*Exercise requirements*
Identify the lines that contain the string "ylabel" and copy all of them.

*Listed records*
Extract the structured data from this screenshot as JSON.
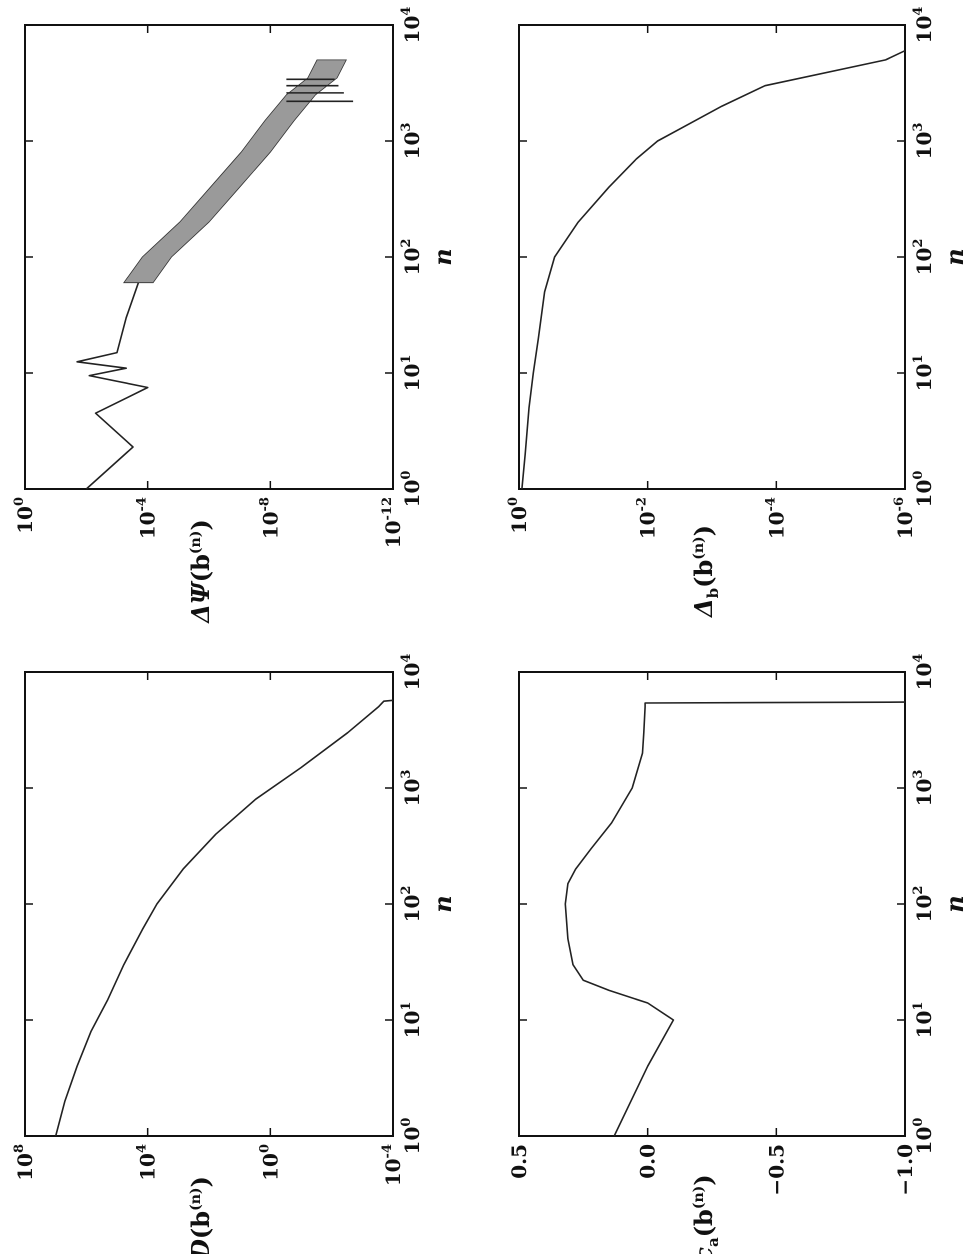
{
  "chart_data": [
    {
      "id": "bottom-left",
      "type": "line",
      "xlabel": "n",
      "ylabel": "D(b^(n))",
      "xscale": "log",
      "yscale": "log",
      "xlim": [
        1,
        10000
      ],
      "ylim": [
        0.0001,
        100000000
      ],
      "x_ticks": [
        {
          "base": "10",
          "exp": "0",
          "value": 1
        },
        {
          "base": "10",
          "exp": "1",
          "value": 10
        },
        {
          "base": "10",
          "exp": "2",
          "value": 100
        },
        {
          "base": "10",
          "exp": "3",
          "value": 1000
        },
        {
          "base": "10",
          "exp": "4",
          "value": 10000
        }
      ],
      "y_ticks": [
        {
          "base": "10",
          "exp": "8",
          "value": 100000000
        },
        {
          "base": "10",
          "exp": "4",
          "value": 10000
        },
        {
          "base": "10",
          "exp": "0",
          "value": 1
        },
        {
          "base": "10",
          "exp": "-4",
          "value": 0.0001
        }
      ],
      "series": [
        {
          "x": [
            1,
            2,
            4,
            8,
            15,
            30,
            60,
            100,
            200,
            400,
            800,
            1500,
            3000,
            5000,
            5600,
            5700
          ],
          "y": [
            10000000,
            5000000,
            2000000,
            700000,
            200000,
            60000,
            15000,
            5000,
            700,
            60,
            3,
            0.1,
            0.003,
            0.0003,
            0.0002,
            0.0001
          ]
        }
      ]
    },
    {
      "id": "top-left",
      "type": "line",
      "xlabel": "n",
      "ylabel": "ΔΨ(b^(n))",
      "xscale": "log",
      "yscale": "log",
      "xlim": [
        1,
        10000
      ],
      "ylim": [
        1e-12,
        1
      ],
      "x_ticks": [
        {
          "base": "10",
          "exp": "0",
          "value": 1
        },
        {
          "base": "10",
          "exp": "1",
          "value": 10
        },
        {
          "base": "10",
          "exp": "2",
          "value": 100
        },
        {
          "base": "10",
          "exp": "3",
          "value": 1000
        },
        {
          "base": "10",
          "exp": "4",
          "value": 10000
        }
      ],
      "y_ticks": [
        {
          "base": "10",
          "exp": "0",
          "value": 1
        },
        {
          "base": "10",
          "exp": "-4",
          "value": 0.0001
        },
        {
          "base": "10",
          "exp": "-8",
          "value": 1e-08
        },
        {
          "base": "10",
          "exp": "-12",
          "value": 1e-12
        }
      ],
      "series": [
        {
          "x": [
            1,
            2.3,
            4.5,
            7.5,
            9.5,
            11,
            12.5,
            15,
            30,
            60,
            100,
            200,
            400,
            800,
            1500,
            2500,
            3500,
            5000
          ],
          "y": [
            0.01,
            0.0003,
            0.005,
            0.0001,
            0.008,
            0.0005,
            0.02,
            0.001,
            0.0005,
            0.0002,
            5e-05,
            3e-06,
            3e-07,
            3e-08,
            5e-09,
            1e-09,
            2e-10,
            1e-10
          ]
        }
      ]
    },
    {
      "id": "bottom-right",
      "type": "line",
      "xlabel": "n",
      "ylabel": "c_a(b^(n))",
      "xscale": "log",
      "yscale": "linear",
      "xlim": [
        1,
        10000
      ],
      "ylim": [
        -1.0,
        0.5
      ],
      "x_ticks": [
        {
          "base": "10",
          "exp": "0",
          "value": 1
        },
        {
          "base": "10",
          "exp": "1",
          "value": 10
        },
        {
          "base": "10",
          "exp": "2",
          "value": 100
        },
        {
          "base": "10",
          "exp": "3",
          "value": 1000
        },
        {
          "base": "10",
          "exp": "4",
          "value": 10000
        }
      ],
      "y_ticks": [
        {
          "label": "0.5",
          "value": 0.5
        },
        {
          "label": "0.0",
          "value": 0.0
        },
        {
          "label": "−0.5",
          "value": -0.5
        },
        {
          "label": "−1.0",
          "value": -1.0
        }
      ],
      "series": [
        {
          "x": [
            1,
            4,
            10,
            14,
            18,
            22,
            30,
            50,
            100,
            150,
            200,
            300,
            500,
            1000,
            2000,
            3000,
            5000,
            5400,
            5500
          ],
          "y": [
            0.13,
            0.0,
            -0.1,
            0.0,
            0.15,
            0.25,
            0.29,
            0.31,
            0.32,
            0.31,
            0.28,
            0.22,
            0.14,
            0.06,
            0.02,
            0.015,
            0.01,
            0.01,
            -1.0
          ]
        }
      ]
    },
    {
      "id": "top-right",
      "type": "line",
      "xlabel": "n",
      "ylabel": "Δ_b(b^(n))",
      "xscale": "log",
      "yscale": "log",
      "xlim": [
        1,
        10000
      ],
      "ylim": [
        1e-06,
        1
      ],
      "x_ticks": [
        {
          "base": "10",
          "exp": "0",
          "value": 1
        },
        {
          "base": "10",
          "exp": "1",
          "value": 10
        },
        {
          "base": "10",
          "exp": "2",
          "value": 100
        },
        {
          "base": "10",
          "exp": "3",
          "value": 1000
        },
        {
          "base": "10",
          "exp": "4",
          "value": 10000
        }
      ],
      "y_ticks": [
        {
          "base": "10",
          "exp": "0",
          "value": 1
        },
        {
          "base": "10",
          "exp": "-2",
          "value": 0.01
        },
        {
          "base": "10",
          "exp": "-4",
          "value": 0.0001
        },
        {
          "base": "10",
          "exp": "-6",
          "value": 1e-06
        }
      ],
      "series": [
        {
          "x": [
            1,
            2,
            5,
            10,
            20,
            50,
            100,
            200,
            400,
            700,
            1000,
            2000,
            3000,
            5000,
            6000
          ],
          "y": [
            0.9,
            0.8,
            0.7,
            0.6,
            0.5,
            0.4,
            0.28,
            0.12,
            0.04,
            0.015,
            0.007,
            0.0007,
            0.00015,
            2e-06,
            1e-06
          ]
        }
      ]
    }
  ]
}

*Result below*
      "ylabel": "D(b^(n))",
      "ylabel": "ΔΨ(b^(n))",
      "ylabel": "c_a(b^(n))",
      "ylabel": "Δ_b(b^(n))",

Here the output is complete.